Your instructions
Every line of the records must be repeated exactly; pictures stay out.

Records
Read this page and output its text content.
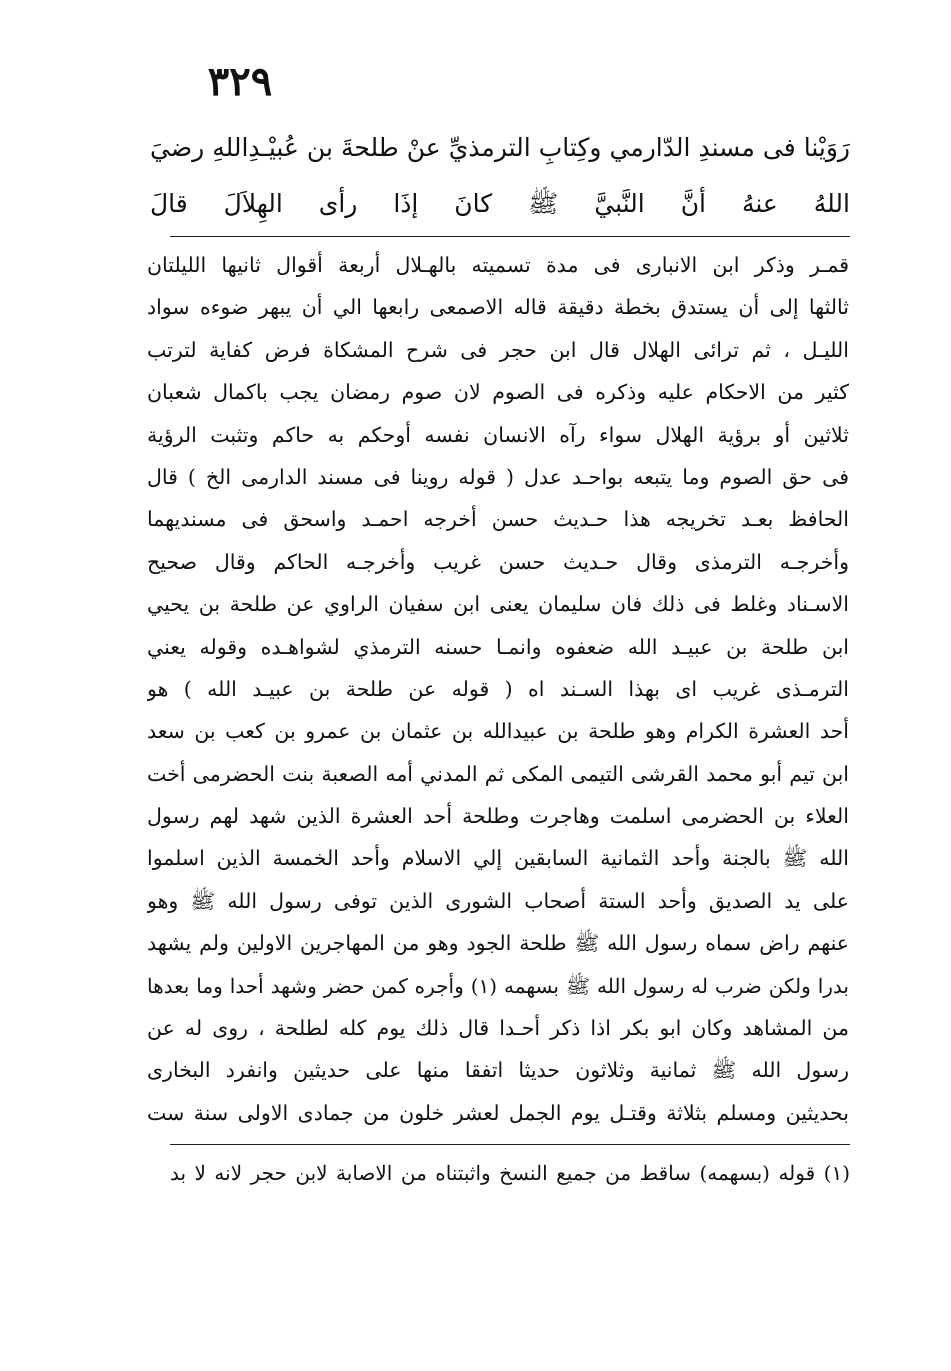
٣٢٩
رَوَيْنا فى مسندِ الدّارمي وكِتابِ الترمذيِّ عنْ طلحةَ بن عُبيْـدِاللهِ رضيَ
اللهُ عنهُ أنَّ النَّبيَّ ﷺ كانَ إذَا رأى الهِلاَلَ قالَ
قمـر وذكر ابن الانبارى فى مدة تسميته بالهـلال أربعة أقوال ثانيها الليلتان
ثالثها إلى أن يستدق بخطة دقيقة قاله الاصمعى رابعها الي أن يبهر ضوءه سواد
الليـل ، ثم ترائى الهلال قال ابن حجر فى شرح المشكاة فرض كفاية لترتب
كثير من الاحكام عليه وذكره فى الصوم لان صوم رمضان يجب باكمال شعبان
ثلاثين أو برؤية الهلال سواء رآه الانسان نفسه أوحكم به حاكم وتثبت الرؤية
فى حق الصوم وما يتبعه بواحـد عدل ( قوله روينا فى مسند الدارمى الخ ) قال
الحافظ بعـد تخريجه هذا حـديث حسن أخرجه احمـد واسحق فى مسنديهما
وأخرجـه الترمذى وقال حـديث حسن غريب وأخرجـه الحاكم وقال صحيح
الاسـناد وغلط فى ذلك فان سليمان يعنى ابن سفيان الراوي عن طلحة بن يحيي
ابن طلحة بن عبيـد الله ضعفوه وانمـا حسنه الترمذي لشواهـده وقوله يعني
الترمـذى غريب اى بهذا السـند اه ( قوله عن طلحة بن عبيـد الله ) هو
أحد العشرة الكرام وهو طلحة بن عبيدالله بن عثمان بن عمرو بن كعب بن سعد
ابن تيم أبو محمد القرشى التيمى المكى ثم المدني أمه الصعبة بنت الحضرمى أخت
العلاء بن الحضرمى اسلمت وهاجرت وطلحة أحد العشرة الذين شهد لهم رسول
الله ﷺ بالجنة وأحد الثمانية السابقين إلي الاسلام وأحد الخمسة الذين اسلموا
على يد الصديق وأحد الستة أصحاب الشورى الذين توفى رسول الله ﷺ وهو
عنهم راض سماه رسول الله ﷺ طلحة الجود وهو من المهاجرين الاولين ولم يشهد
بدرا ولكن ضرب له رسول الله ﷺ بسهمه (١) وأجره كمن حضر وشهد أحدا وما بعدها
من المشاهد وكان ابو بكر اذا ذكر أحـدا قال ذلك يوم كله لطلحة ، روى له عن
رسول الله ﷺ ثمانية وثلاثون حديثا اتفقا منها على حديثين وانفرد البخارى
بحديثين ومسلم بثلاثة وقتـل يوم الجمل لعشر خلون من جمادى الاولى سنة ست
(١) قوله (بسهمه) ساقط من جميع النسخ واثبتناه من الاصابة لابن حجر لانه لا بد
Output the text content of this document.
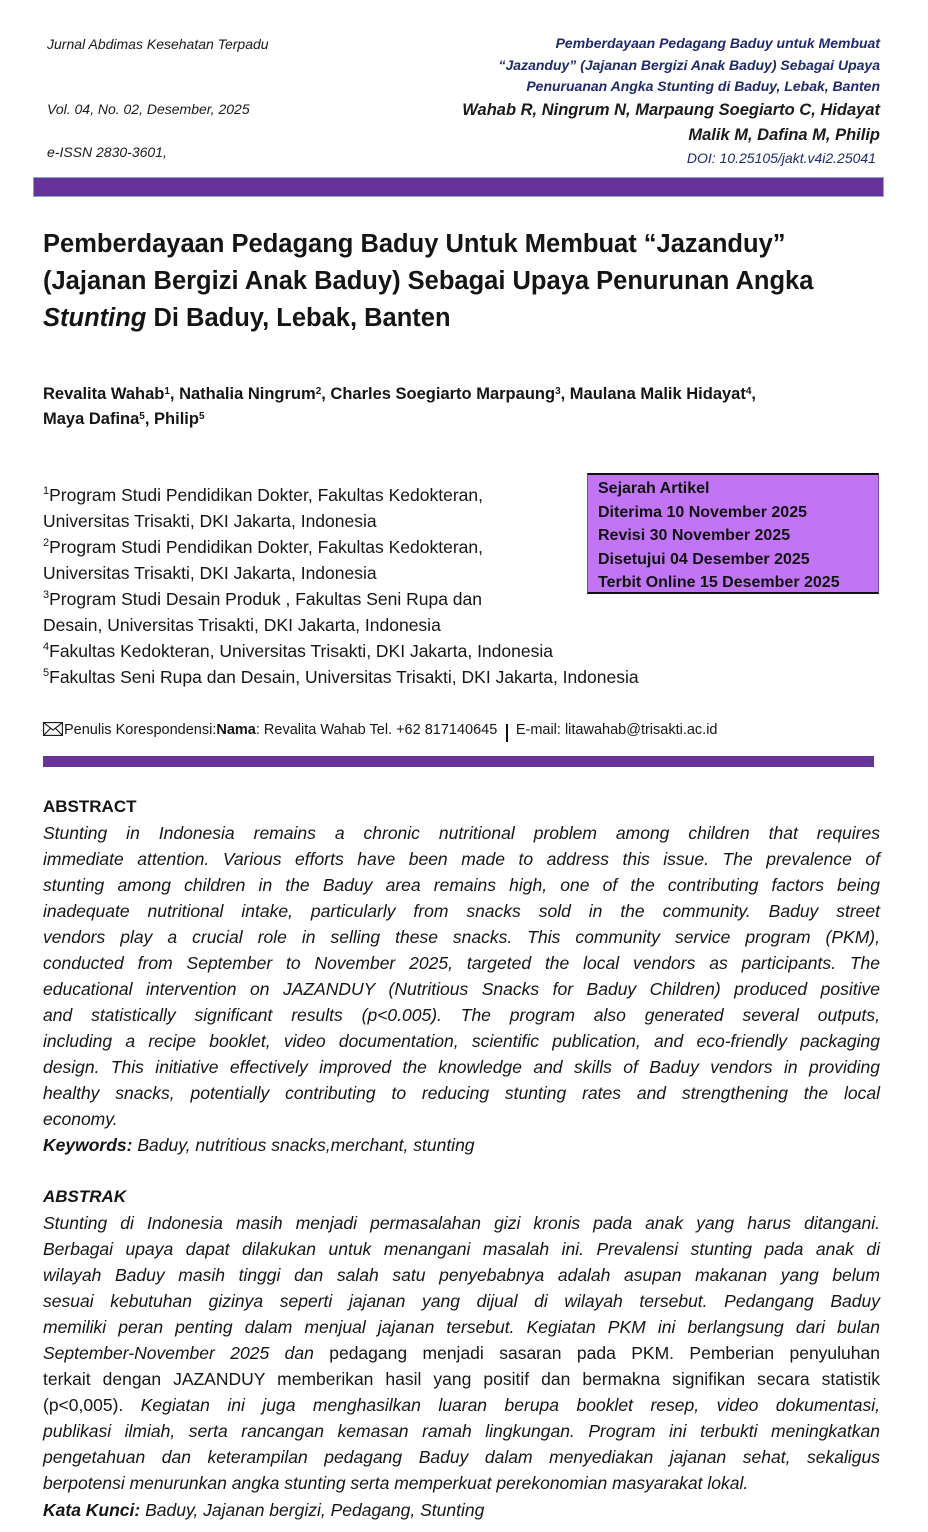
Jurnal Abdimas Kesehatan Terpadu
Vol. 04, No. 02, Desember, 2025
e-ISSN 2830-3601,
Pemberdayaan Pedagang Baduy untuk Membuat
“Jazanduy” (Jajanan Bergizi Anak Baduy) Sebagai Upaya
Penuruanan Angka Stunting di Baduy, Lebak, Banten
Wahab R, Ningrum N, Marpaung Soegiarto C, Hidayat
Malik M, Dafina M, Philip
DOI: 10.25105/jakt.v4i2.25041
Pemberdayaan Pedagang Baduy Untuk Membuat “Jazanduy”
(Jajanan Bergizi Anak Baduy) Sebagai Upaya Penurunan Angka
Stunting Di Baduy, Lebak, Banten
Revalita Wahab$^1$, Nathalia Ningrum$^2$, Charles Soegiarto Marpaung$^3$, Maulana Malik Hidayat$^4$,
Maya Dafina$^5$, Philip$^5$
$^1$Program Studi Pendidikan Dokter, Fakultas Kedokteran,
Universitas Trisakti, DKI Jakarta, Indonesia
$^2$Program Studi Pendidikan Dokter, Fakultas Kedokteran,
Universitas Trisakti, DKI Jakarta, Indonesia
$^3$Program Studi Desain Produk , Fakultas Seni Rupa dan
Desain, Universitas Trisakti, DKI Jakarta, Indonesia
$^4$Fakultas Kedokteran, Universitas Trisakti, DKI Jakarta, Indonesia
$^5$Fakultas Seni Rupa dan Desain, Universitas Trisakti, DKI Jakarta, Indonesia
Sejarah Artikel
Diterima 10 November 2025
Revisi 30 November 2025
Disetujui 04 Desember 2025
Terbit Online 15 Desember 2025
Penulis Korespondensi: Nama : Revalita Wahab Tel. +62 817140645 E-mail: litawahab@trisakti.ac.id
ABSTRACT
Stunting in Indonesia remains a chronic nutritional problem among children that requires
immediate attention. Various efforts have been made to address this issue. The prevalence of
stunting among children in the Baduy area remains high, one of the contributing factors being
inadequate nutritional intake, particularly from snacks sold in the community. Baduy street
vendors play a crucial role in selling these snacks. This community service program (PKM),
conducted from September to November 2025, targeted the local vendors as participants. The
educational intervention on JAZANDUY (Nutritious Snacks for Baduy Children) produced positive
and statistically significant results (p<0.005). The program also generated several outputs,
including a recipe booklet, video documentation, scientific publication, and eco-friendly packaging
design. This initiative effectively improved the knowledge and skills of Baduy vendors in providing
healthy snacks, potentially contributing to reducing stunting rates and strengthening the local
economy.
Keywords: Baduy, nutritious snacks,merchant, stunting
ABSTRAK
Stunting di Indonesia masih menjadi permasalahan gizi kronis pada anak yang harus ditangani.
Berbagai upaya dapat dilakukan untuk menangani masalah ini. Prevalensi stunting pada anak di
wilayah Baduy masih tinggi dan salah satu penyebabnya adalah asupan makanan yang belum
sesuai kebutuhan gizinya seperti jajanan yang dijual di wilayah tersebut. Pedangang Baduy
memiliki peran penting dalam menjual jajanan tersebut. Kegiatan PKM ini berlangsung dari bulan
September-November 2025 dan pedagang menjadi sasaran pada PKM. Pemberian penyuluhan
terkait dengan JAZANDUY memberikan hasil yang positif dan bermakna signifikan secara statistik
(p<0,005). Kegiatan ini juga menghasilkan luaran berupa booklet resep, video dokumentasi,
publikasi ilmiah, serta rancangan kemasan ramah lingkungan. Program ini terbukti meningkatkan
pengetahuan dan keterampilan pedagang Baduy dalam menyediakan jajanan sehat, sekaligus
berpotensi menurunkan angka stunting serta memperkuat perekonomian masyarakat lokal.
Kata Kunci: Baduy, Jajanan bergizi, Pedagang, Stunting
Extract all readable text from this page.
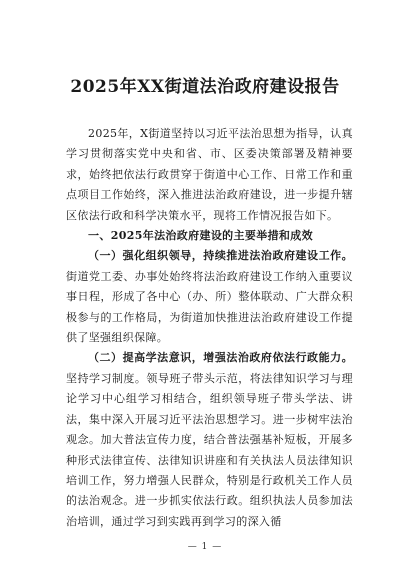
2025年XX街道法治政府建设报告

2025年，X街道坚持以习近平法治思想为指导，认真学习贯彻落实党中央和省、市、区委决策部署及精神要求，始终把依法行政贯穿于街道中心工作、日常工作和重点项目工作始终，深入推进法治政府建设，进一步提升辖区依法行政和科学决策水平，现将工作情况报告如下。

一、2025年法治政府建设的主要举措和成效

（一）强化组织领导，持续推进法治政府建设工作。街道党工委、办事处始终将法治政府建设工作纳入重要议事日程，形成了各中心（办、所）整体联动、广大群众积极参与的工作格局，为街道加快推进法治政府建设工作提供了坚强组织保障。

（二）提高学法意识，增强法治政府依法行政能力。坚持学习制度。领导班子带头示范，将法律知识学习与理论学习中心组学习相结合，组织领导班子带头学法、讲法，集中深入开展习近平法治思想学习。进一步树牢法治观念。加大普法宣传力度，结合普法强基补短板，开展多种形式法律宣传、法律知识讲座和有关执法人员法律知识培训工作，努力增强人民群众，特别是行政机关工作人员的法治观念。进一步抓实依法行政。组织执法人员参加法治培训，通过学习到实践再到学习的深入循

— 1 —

Task solution
Read this page and output its text content.
٣٢٩
رَوَيْنا فى مسندِ الدّارمي وكِتابِ الترمذيِّ عنْ طلحةَ بن عُبيْـدِاللهِ رضيَ
اللهُ عنهُ أنَّ النَّبيَّ ﷺ كانَ إذَا رأى الهِلاَلَ قالَ
قمـر وذكر ابن الانبارى فى مدة تسميته بالهـلال أربعة أقوال ثانيها الليلتان
ثالثها إلى أن يستدق بخطة دقيقة قاله الاصمعى رابعها الي أن يبهر ضوءه سواد
الليـل ، ثم ترائى الهلال قال ابن حجر فى شرح المشكاة فرض كفاية لترتب
كثير من الاحكام عليه وذكره فى الصوم لان صوم رمضان يجب باكمال شعبان
ثلاثين أو برؤية الهلال سواء رآه الانسان نفسه أوحكم به حاكم وتثبت الرؤية
فى حق الصوم وما يتبعه بواحـد عدل ( قوله روينا فى مسند الدارمى الخ ) قال
الحافظ بعـد تخريجه هذا حـديث حسن أخرجه احمـد واسحق فى مسنديهما
وأخرجـه الترمذى وقال حـديث حسن غريب وأخرجـه الحاكم وقال صحيح
الاسـناد وغلط فى ذلك فان سليمان يعنى ابن سفيان الراوي عن طلحة بن يحيي
ابن طلحة بن عبيـد الله ضعفوه وانمـا حسنه الترمذي لشواهـده وقوله يعني
الترمـذى غريب اى بهذا السـند اه ( قوله عن طلحة بن عبيـد الله ) هو
أحد العشرة الكرام وهو طلحة بن عبيدالله بن عثمان بن عمرو بن كعب بن سعد
ابن تيم أبو محمد القرشى التيمى المكى ثم المدني أمه الصعبة بنت الحضرمى أخت
العلاء بن الحضرمى اسلمت وهاجرت وطلحة أحد العشرة الذين شهد لهم رسول
الله ﷺ بالجنة وأحد الثمانية السابقين إلي الاسلام وأحد الخمسة الذين اسلموا
على يد الصديق وأحد الستة أصحاب الشورى الذين توفى رسول الله ﷺ وهو
عنهم راض سماه رسول الله ﷺ طلحة الجود وهو من المهاجرين الاولين ولم يشهد
بدرا ولكن ضرب له رسول الله ﷺ بسهمه (١) وأجره كمن حضر وشهد أحدا وما بعدها
من المشاهد وكان ابو بكر اذا ذكر أحـدا قال ذلك يوم كله لطلحة ، روى له عن
رسول الله ﷺ ثمانية وثلاثون حديثا اتفقا منها على حديثين وانفرد البخارى
بحديثين ومسلم بثلاثة وقتـل يوم الجمل لعشر خلون من جمادى الاولى سنة ست
(١) قوله (بسهمه) ساقط من جميع النسخ واثبتناه من الاصابة لابن حجر لانه لا بد
Output the text content of this document.
Jurnal Abdimas Kesehatan Terpadu
Vol. 04, No. 02, Desember, 2025
e-ISSN 2830-3601,
Pemberdayaan Pedagang Baduy untuk Membuat
“Jazanduy” (Jajanan Bergizi Anak Baduy) Sebagai Upaya
Penuruanan Angka Stunting di Baduy, Lebak, Banten
Wahab R, Ningrum N, Marpaung Soegiarto C, Hidayat
Malik M, Dafina M, Philip
DOI: 10.25105/jakt.v4i2.25041
Pemberdayaan Pedagang Baduy Untuk Membuat “Jazanduy”
(Jajanan Bergizi Anak Baduy) Sebagai Upaya Penurunan Angka
Stunting Di Baduy, Lebak, Banten
Revalita Wahab$^1$, Nathalia Ningrum$^2$, Charles Soegiarto Marpaung$^3$, Maulana Malik Hidayat$^4$,
Maya Dafina$^5$, Philip$^5$
$^1$Program Studi Pendidikan Dokter, Fakultas Kedokteran,
Universitas Trisakti, DKI Jakarta, Indonesia
$^2$Program Studi Pendidikan Dokter, Fakultas Kedokteran,
Universitas Trisakti, DKI Jakarta, Indonesia
$^3$Program Studi Desain Produk , Fakultas Seni Rupa dan
Desain, Universitas Trisakti, DKI Jakarta, Indonesia
$^4$Fakultas Kedokteran, Universitas Trisakti, DKI Jakarta, Indonesia
$^5$Fakultas Seni Rupa dan Desain, Universitas Trisakti, DKI Jakarta, Indonesia
Sejarah Artikel
Diterima 10 November 2025
Revisi 30 November 2025
Disetujui 04 Desember 2025
Terbit Online 15 Desember 2025
Penulis Korespondensi: Nama : Revalita Wahab Tel. +62 817140645 E-mail: litawahab@trisakti.ac.id
ABSTRACT
Stunting in Indonesia remains a chronic nutritional problem among children that requires
immediate attention. Various efforts have been made to address this issue. The prevalence of
stunting among children in the Baduy area remains high, one of the contributing factors being
inadequate nutritional intake, particularly from snacks sold in the community. Baduy street
vendors play a crucial role in selling these snacks. This community service program (PKM),
conducted from September to November 2025, targeted the local vendors as participants. The
educational intervention on JAZANDUY (Nutritious Snacks for Baduy Children) produced positive
and statistically significant results (p<0.005). The program also generated several outputs,
including a recipe booklet, video documentation, scientific publication, and eco-friendly packaging
design. This initiative effectively improved the knowledge and skills of Baduy vendors in providing
healthy snacks, potentially contributing to reducing stunting rates and strengthening the local
economy.
Keywords: Baduy, nutritious snacks,merchant, stunting
ABSTRAK
Stunting di Indonesia masih menjadi permasalahan gizi kronis pada anak yang harus ditangani.
Berbagai upaya dapat dilakukan untuk menangani masalah ini. Prevalensi stunting pada anak di
wilayah Baduy masih tinggi dan salah satu penyebabnya adalah asupan makanan yang belum
sesuai kebutuhan gizinya seperti jajanan yang dijual di wilayah tersebut. Pedangang Baduy
memiliki peran penting dalam menjual jajanan tersebut. Kegiatan PKM ini berlangsung dari bulan
September-November 2025 dan pedagang menjadi sasaran pada PKM. Pemberian penyuluhan
terkait dengan JAZANDUY memberikan hasil yang positif dan bermakna signifikan secara statistik
(p<0,005). Kegiatan ini juga menghasilkan luaran berupa booklet resep, video dokumentasi,
publikasi ilmiah, serta rancangan kemasan ramah lingkungan. Program ini terbukti meningkatkan
pengetahuan dan keterampilan pedagang Baduy dalam menyediakan jajanan sehat, sekaligus
berpotensi menurunkan angka stunting serta memperkuat perekonomian masyarakat lokal.
Kata Kunci: Baduy, Jajanan bergizi, Pedagang, Stunting
Extract all readable text from this page.
2025年XX街道法治政府建设报告

2025年，X街道坚持以习近平法治思想为指导，认真学习贯彻落实党中央和省、市、区委决策部署及精神要求，始终把依法行政贯穿于街道中心工作、日常工作和重点项目工作始终，深入推进法治政府建设，进一步提升辖区依法行政和科学决策水平，现将工作情况报告如下。

一、2025年法治政府建设的主要举措和成效

（一）强化组织领导，持续推进法治政府建设工作。街道党工委、办事处始终将法治政府建设工作纳入重要议事日程，形成了各中心（办、所）整体联动、广大群众积极参与的工作格局，为街道加快推进法治政府建设工作提供了坚强组织保障。

（二）提高学法意识，增强法治政府依法行政能力。坚持学习制度。领导班子带头示范，将法律知识学习与理论学习中心组学习相结合，组织领导班子带头学法、讲法，集中深入开展习近平法治思想学习。进一步树牢法治观念。加大普法宣传力度，结合普法强基补短板，开展多种形式法律宣传、法律知识讲座和有关执法人员法律知识培训工作，努力增强人民群众，特别是行政机关工作人员的法治观念。进一步抓实依法行政。组织执法人员参加法治培训，通过学习到实践再到学习的深入循

— 1 —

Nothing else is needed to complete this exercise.